> _Work to complete_
Find each line with the string "screenshot" and copy it.

Structured figure records
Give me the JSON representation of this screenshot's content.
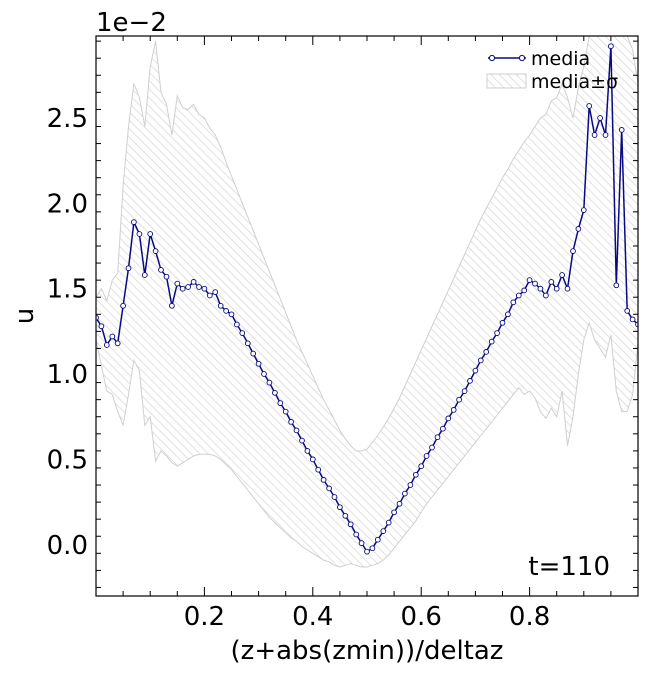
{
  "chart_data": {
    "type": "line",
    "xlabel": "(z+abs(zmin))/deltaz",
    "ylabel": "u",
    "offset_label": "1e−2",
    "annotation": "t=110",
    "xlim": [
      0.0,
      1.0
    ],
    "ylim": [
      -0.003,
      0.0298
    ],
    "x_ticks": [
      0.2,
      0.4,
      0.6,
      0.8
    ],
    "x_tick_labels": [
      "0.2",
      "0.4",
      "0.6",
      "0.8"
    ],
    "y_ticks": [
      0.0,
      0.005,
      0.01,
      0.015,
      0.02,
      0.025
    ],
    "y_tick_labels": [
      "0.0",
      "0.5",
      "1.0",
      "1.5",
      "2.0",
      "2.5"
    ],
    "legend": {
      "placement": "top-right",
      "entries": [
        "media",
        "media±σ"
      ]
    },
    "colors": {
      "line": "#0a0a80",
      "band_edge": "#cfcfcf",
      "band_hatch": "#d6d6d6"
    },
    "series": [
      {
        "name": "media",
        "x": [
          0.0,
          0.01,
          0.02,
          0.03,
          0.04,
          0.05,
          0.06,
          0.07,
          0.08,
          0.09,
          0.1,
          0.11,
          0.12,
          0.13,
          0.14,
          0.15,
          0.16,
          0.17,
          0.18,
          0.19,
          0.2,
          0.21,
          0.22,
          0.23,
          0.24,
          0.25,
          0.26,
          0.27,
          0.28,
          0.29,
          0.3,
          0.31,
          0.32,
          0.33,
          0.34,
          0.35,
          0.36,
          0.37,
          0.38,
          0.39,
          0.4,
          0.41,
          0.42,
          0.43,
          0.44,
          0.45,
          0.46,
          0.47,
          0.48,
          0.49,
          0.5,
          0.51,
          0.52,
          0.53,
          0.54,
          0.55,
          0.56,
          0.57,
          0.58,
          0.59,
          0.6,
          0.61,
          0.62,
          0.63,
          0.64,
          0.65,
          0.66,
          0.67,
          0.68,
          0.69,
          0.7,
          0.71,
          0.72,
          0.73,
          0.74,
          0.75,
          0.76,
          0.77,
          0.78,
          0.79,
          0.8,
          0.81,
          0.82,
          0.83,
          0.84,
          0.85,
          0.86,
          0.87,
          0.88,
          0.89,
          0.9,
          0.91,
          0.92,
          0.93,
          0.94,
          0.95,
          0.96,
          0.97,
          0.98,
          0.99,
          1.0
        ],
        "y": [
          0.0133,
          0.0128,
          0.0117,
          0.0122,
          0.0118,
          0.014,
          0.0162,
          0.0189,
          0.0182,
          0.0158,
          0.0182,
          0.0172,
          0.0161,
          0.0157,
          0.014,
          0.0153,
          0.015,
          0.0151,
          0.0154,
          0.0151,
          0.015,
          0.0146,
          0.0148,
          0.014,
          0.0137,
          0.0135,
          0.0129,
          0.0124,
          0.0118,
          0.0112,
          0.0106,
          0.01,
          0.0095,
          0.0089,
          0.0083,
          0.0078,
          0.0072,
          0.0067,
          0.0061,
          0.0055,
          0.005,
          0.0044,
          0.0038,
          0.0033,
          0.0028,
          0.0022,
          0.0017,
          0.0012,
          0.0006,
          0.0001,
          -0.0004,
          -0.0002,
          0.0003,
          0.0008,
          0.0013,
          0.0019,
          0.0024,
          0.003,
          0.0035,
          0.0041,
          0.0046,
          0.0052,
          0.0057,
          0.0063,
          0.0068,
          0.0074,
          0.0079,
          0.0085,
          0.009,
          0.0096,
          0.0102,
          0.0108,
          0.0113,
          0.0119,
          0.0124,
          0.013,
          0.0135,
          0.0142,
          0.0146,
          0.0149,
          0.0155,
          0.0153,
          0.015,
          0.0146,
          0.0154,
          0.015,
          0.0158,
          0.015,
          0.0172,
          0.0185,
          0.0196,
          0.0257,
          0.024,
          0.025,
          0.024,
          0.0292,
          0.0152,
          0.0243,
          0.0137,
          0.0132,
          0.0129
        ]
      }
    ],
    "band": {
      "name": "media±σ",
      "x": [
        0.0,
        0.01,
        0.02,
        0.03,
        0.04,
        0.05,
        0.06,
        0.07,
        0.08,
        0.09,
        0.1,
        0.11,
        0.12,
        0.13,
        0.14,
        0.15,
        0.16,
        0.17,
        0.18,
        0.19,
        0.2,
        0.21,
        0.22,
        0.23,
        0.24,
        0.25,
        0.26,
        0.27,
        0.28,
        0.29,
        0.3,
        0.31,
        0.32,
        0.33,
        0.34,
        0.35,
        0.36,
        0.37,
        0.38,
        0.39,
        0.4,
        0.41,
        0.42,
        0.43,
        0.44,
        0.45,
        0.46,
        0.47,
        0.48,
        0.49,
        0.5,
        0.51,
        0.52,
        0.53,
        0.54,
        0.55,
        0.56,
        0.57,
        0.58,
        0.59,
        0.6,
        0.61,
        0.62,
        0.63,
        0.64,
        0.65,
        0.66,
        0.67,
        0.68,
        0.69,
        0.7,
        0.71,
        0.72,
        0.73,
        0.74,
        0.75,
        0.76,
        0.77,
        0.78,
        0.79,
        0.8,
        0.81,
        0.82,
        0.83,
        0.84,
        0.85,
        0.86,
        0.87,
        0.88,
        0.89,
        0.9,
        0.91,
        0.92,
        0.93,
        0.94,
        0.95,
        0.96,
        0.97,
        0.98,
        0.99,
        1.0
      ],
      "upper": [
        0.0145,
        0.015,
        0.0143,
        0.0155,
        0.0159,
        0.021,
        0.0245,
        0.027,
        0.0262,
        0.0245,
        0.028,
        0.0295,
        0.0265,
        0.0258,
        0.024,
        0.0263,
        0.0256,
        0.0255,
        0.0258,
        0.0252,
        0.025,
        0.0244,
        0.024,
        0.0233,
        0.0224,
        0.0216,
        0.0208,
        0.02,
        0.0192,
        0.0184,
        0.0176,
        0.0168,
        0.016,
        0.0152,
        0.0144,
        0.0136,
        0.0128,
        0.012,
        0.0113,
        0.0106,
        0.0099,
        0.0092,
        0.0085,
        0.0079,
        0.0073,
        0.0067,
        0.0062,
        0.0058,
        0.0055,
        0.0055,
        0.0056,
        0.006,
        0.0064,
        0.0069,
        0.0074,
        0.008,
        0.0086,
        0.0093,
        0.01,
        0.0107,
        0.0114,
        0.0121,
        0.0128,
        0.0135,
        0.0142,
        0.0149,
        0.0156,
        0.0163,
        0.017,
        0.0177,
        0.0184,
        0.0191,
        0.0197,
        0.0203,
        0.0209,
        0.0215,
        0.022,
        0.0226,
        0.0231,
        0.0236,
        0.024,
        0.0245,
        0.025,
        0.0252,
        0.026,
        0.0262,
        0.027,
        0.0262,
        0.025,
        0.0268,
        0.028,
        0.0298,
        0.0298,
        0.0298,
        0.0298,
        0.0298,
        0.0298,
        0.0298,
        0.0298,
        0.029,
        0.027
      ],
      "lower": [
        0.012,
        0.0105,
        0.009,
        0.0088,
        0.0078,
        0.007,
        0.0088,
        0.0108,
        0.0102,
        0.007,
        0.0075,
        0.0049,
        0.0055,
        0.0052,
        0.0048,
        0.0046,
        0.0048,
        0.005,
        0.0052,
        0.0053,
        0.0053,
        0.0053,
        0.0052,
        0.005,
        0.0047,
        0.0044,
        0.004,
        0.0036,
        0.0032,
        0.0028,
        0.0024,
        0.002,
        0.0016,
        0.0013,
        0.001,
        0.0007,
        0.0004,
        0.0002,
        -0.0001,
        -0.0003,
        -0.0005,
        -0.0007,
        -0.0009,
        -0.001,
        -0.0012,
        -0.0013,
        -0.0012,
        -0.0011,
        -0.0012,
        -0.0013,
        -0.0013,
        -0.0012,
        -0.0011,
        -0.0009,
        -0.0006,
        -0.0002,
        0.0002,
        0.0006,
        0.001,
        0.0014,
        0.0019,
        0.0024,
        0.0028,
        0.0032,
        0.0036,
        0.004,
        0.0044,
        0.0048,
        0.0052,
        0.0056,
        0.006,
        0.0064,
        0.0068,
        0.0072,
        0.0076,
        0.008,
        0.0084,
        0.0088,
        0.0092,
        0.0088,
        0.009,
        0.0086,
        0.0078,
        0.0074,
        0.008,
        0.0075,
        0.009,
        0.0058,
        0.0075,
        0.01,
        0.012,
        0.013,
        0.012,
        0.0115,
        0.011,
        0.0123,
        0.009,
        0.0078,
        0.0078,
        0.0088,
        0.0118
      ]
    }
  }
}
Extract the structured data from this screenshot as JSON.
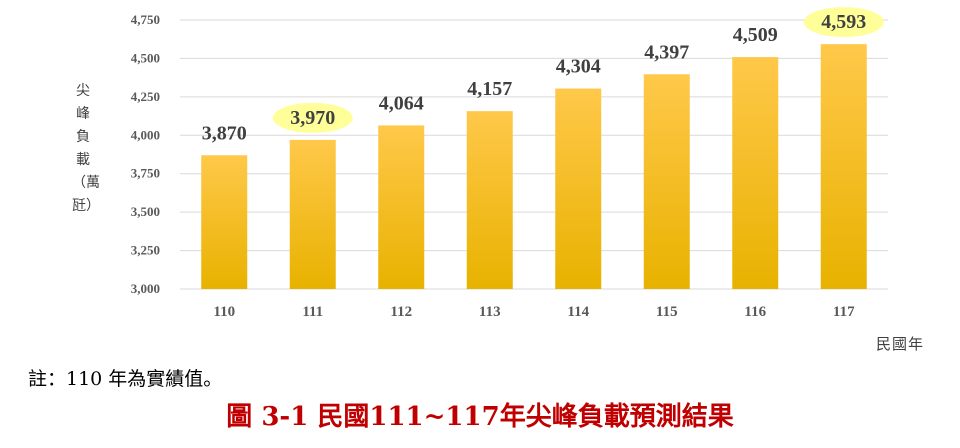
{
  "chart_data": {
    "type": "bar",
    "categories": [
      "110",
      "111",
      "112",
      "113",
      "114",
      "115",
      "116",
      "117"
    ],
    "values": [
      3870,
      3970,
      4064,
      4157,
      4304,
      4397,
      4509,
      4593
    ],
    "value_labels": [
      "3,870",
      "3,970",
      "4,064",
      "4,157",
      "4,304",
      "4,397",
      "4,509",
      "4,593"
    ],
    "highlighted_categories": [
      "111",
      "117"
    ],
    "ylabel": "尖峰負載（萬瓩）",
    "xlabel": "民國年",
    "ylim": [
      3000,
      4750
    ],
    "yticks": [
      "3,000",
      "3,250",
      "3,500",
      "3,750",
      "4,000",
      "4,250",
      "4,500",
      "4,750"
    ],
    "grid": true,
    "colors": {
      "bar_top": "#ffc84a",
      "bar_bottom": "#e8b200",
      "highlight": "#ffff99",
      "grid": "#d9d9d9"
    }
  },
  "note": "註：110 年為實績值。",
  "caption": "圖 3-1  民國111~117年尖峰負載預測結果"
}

> _Written answer_
Give me the JSON representation of this screenshot's content.
Extract the structured data from this screenshot as JSON.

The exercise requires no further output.